→ INSTRUCTIONS TO FOLLOW: Repeat every line of the listing below exactly, minus the pictures.

-- START PROVIDED ENTRIES --

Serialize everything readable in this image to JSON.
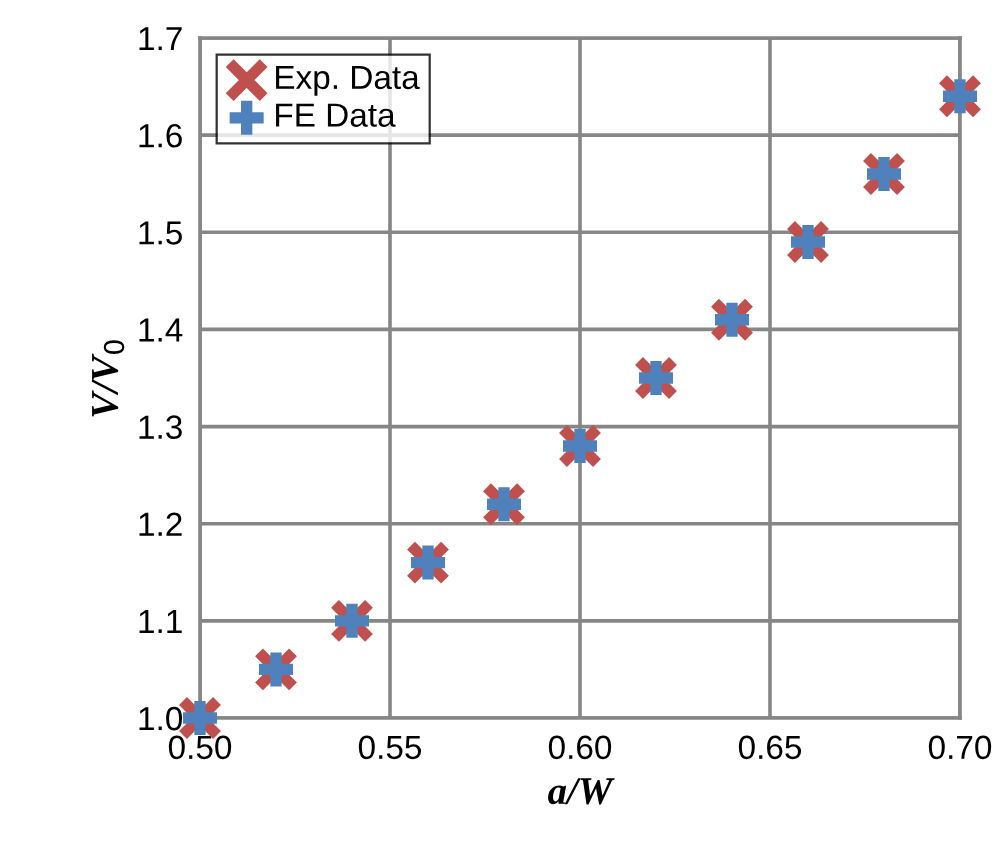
{
  "chart_data": {
    "type": "scatter",
    "xlabel": "a/W",
    "ylabel": "V/V$_{0}$",
    "x": [
      0.5,
      0.52,
      0.54,
      0.56,
      0.58,
      0.6,
      0.62,
      0.64,
      0.66,
      0.68,
      0.7
    ],
    "series": [
      {
        "name": "Exp. Data",
        "color": "#c0504d",
        "marker": "cross",
        "values": [
          1.0,
          1.05,
          1.1,
          1.16,
          1.22,
          1.28,
          1.35,
          1.41,
          1.49,
          1.56,
          1.64
        ]
      },
      {
        "name": "FE Data",
        "color": "#4f81bd",
        "marker": "plus",
        "values": [
          1.0,
          1.05,
          1.1,
          1.16,
          1.22,
          1.28,
          1.35,
          1.41,
          1.49,
          1.56,
          1.64
        ]
      }
    ],
    "xlim": [
      0.5,
      0.7
    ],
    "xticks": [
      {
        "value": 0.5,
        "label": "0.50"
      },
      {
        "value": 0.55,
        "label": "0.55"
      },
      {
        "value": 0.6,
        "label": "0.60"
      },
      {
        "value": 0.65,
        "label": "0.65"
      },
      {
        "value": 0.7,
        "label": "0.70"
      }
    ],
    "ylim": [
      1.0,
      1.7
    ],
    "yticks": [
      {
        "value": 1.0,
        "label": "1.0"
      },
      {
        "value": 1.1,
        "label": "1.1"
      },
      {
        "value": 1.2,
        "label": "1.2"
      },
      {
        "value": 1.3,
        "label": "1.3"
      },
      {
        "value": 1.4,
        "label": "1.4"
      },
      {
        "value": 1.5,
        "label": "1.5"
      },
      {
        "value": 1.6,
        "label": "1.6"
      },
      {
        "value": 1.7,
        "label": "1.7"
      }
    ],
    "grid": true,
    "legend": "top left"
  }
}
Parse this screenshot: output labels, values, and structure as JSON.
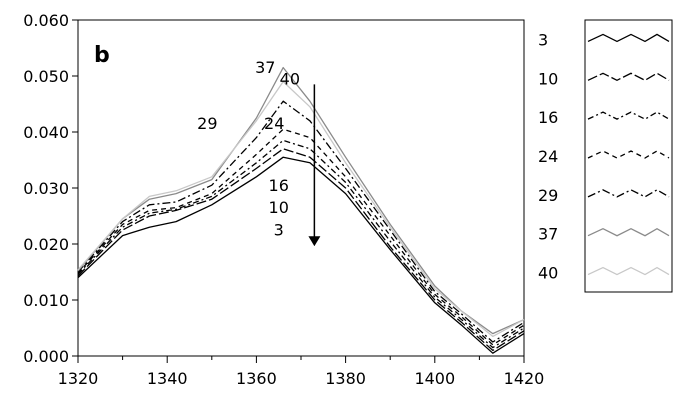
{
  "chart_data": {
    "type": "line",
    "panel_label": "b",
    "title": "",
    "xlabel": "",
    "ylabel": "",
    "xlim": [
      1320,
      1420
    ],
    "ylim": [
      0.0,
      0.06
    ],
    "xticks": [
      "1320",
      "1340",
      "1360",
      "1380",
      "1400",
      "1420"
    ],
    "yticks": [
      "0.000",
      "0.010",
      "0.020",
      "0.030",
      "0.040",
      "0.050",
      "0.060"
    ],
    "grid": false,
    "legend_placement": "right",
    "x": [
      1320,
      1330,
      1336,
      1342,
      1350,
      1360,
      1366,
      1372,
      1380,
      1390,
      1400,
      1406,
      1413,
      1420
    ],
    "series": [
      {
        "name": "3",
        "color": "#000000",
        "values": [
          0.014,
          0.0215,
          0.023,
          0.024,
          0.027,
          0.032,
          0.0355,
          0.0345,
          0.029,
          0.019,
          0.0095,
          0.0055,
          0.0005,
          0.004
        ]
      },
      {
        "name": "10",
        "color": "#000000",
        "values": [
          0.0143,
          0.0225,
          0.025,
          0.026,
          0.028,
          0.0335,
          0.037,
          0.0355,
          0.03,
          0.0195,
          0.01,
          0.006,
          0.001,
          0.0045
        ]
      },
      {
        "name": "16",
        "color": "#000000",
        "values": [
          0.0146,
          0.023,
          0.0255,
          0.0262,
          0.0285,
          0.0345,
          0.0385,
          0.037,
          0.031,
          0.0205,
          0.0105,
          0.0065,
          0.0015,
          0.005
        ]
      },
      {
        "name": "24",
        "color": "#000000",
        "values": [
          0.0148,
          0.0235,
          0.026,
          0.0265,
          0.029,
          0.036,
          0.0405,
          0.039,
          0.032,
          0.0215,
          0.011,
          0.007,
          0.002,
          0.0055
        ]
      },
      {
        "name": "29",
        "color": "#000000",
        "values": [
          0.015,
          0.024,
          0.027,
          0.0275,
          0.0305,
          0.039,
          0.0455,
          0.042,
          0.0335,
          0.0225,
          0.0115,
          0.0075,
          0.0025,
          0.006
        ]
      },
      {
        "name": "37",
        "color": "#8a8a8a",
        "values": [
          0.0152,
          0.0245,
          0.028,
          0.029,
          0.0315,
          0.0425,
          0.0515,
          0.0455,
          0.0355,
          0.0235,
          0.0125,
          0.008,
          0.004,
          0.0065
        ]
      },
      {
        "name": "40",
        "color": "#c8c8c8",
        "values": [
          0.0154,
          0.0245,
          0.0285,
          0.0295,
          0.032,
          0.042,
          0.049,
          0.0445,
          0.0345,
          0.023,
          0.012,
          0.008,
          0.0035,
          0.0065
        ]
      }
    ],
    "annotations": [
      {
        "text": "37",
        "x": 1362,
        "y": 0.0505
      },
      {
        "text": "40",
        "x": 1367.5,
        "y": 0.0485
      },
      {
        "text": "29",
        "x": 1349,
        "y": 0.0405
      },
      {
        "text": "24",
        "x": 1364,
        "y": 0.0405
      },
      {
        "text": "16",
        "x": 1365,
        "y": 0.0295
      },
      {
        "text": "10",
        "x": 1365,
        "y": 0.0255
      },
      {
        "text": "3",
        "x": 1365,
        "y": 0.0215
      }
    ],
    "arrow": {
      "x": 1373,
      "y_start": 0.0485,
      "y_end": 0.0205
    }
  }
}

-- END PROVIDED ENTRIES --

→ REPLY TO THE EXERCISE:
Serialize everything readable in this image to JSON.
{
  "chart_data": {
    "type": "scatter",
    "xlabel": "a/W",
    "ylabel": "V/V$_{0}$",
    "x": [
      0.5,
      0.52,
      0.54,
      0.56,
      0.58,
      0.6,
      0.62,
      0.64,
      0.66,
      0.68,
      0.7
    ],
    "series": [
      {
        "name": "Exp. Data",
        "color": "#c0504d",
        "marker": "cross",
        "values": [
          1.0,
          1.05,
          1.1,
          1.16,
          1.22,
          1.28,
          1.35,
          1.41,
          1.49,
          1.56,
          1.64
        ]
      },
      {
        "name": "FE Data",
        "color": "#4f81bd",
        "marker": "plus",
        "values": [
          1.0,
          1.05,
          1.1,
          1.16,
          1.22,
          1.28,
          1.35,
          1.41,
          1.49,
          1.56,
          1.64
        ]
      }
    ],
    "xlim": [
      0.5,
      0.7
    ],
    "xticks": [
      {
        "value": 0.5,
        "label": "0.50"
      },
      {
        "value": 0.55,
        "label": "0.55"
      },
      {
        "value": 0.6,
        "label": "0.60"
      },
      {
        "value": 0.65,
        "label": "0.65"
      },
      {
        "value": 0.7,
        "label": "0.70"
      }
    ],
    "ylim": [
      1.0,
      1.7
    ],
    "yticks": [
      {
        "value": 1.0,
        "label": "1.0"
      },
      {
        "value": 1.1,
        "label": "1.1"
      },
      {
        "value": 1.2,
        "label": "1.2"
      },
      {
        "value": 1.3,
        "label": "1.3"
      },
      {
        "value": 1.4,
        "label": "1.4"
      },
      {
        "value": 1.5,
        "label": "1.5"
      },
      {
        "value": 1.6,
        "label": "1.6"
      },
      {
        "value": 1.7,
        "label": "1.7"
      }
    ],
    "grid": true,
    "legend": "top left"
  }
}
Parse this screenshot: output labels, values, and structure as JSON.
{
  "chart_data": {
    "type": "line",
    "panel_label": "b",
    "title": "",
    "xlabel": "",
    "ylabel": "",
    "xlim": [
      1320,
      1420
    ],
    "ylim": [
      0.0,
      0.06
    ],
    "xticks": [
      "1320",
      "1340",
      "1360",
      "1380",
      "1400",
      "1420"
    ],
    "yticks": [
      "0.000",
      "0.010",
      "0.020",
      "0.030",
      "0.040",
      "0.050",
      "0.060"
    ],
    "grid": false,
    "legend_placement": "right",
    "x": [
      1320,
      1330,
      1336,
      1342,
      1350,
      1360,
      1366,
      1372,
      1380,
      1390,
      1400,
      1406,
      1413,
      1420
    ],
    "series": [
      {
        "name": "3",
        "color": "#000000",
        "values": [
          0.014,
          0.0215,
          0.023,
          0.024,
          0.027,
          0.032,
          0.0355,
          0.0345,
          0.029,
          0.019,
          0.0095,
          0.0055,
          0.0005,
          0.004
        ]
      },
      {
        "name": "10",
        "color": "#000000",
        "values": [
          0.0143,
          0.0225,
          0.025,
          0.026,
          0.028,
          0.0335,
          0.037,
          0.0355,
          0.03,
          0.0195,
          0.01,
          0.006,
          0.001,
          0.0045
        ]
      },
      {
        "name": "16",
        "color": "#000000",
        "values": [
          0.0146,
          0.023,
          0.0255,
          0.0262,
          0.0285,
          0.0345,
          0.0385,
          0.037,
          0.031,
          0.0205,
          0.0105,
          0.0065,
          0.0015,
          0.005
        ]
      },
      {
        "name": "24",
        "color": "#000000",
        "values": [
          0.0148,
          0.0235,
          0.026,
          0.0265,
          0.029,
          0.036,
          0.0405,
          0.039,
          0.032,
          0.0215,
          0.011,
          0.007,
          0.002,
          0.0055
        ]
      },
      {
        "name": "29",
        "color": "#000000",
        "values": [
          0.015,
          0.024,
          0.027,
          0.0275,
          0.0305,
          0.039,
          0.0455,
          0.042,
          0.0335,
          0.0225,
          0.0115,
          0.0075,
          0.0025,
          0.006
        ]
      },
      {
        "name": "37",
        "color": "#8a8a8a",
        "values": [
          0.0152,
          0.0245,
          0.028,
          0.029,
          0.0315,
          0.0425,
          0.0515,
          0.0455,
          0.0355,
          0.0235,
          0.0125,
          0.008,
          0.004,
          0.0065
        ]
      },
      {
        "name": "40",
        "color": "#c8c8c8",
        "values": [
          0.0154,
          0.0245,
          0.0285,
          0.0295,
          0.032,
          0.042,
          0.049,
          0.0445,
          0.0345,
          0.023,
          0.012,
          0.008,
          0.0035,
          0.0065
        ]
      }
    ],
    "annotations": [
      {
        "text": "37",
        "x": 1362,
        "y": 0.0505
      },
      {
        "text": "40",
        "x": 1367.5,
        "y": 0.0485
      },
      {
        "text": "29",
        "x": 1349,
        "y": 0.0405
      },
      {
        "text": "24",
        "x": 1364,
        "y": 0.0405
      },
      {
        "text": "16",
        "x": 1365,
        "y": 0.0295
      },
      {
        "text": "10",
        "x": 1365,
        "y": 0.0255
      },
      {
        "text": "3",
        "x": 1365,
        "y": 0.0215
      }
    ],
    "arrow": {
      "x": 1373,
      "y_start": 0.0485,
      "y_end": 0.0205
    }
  }
}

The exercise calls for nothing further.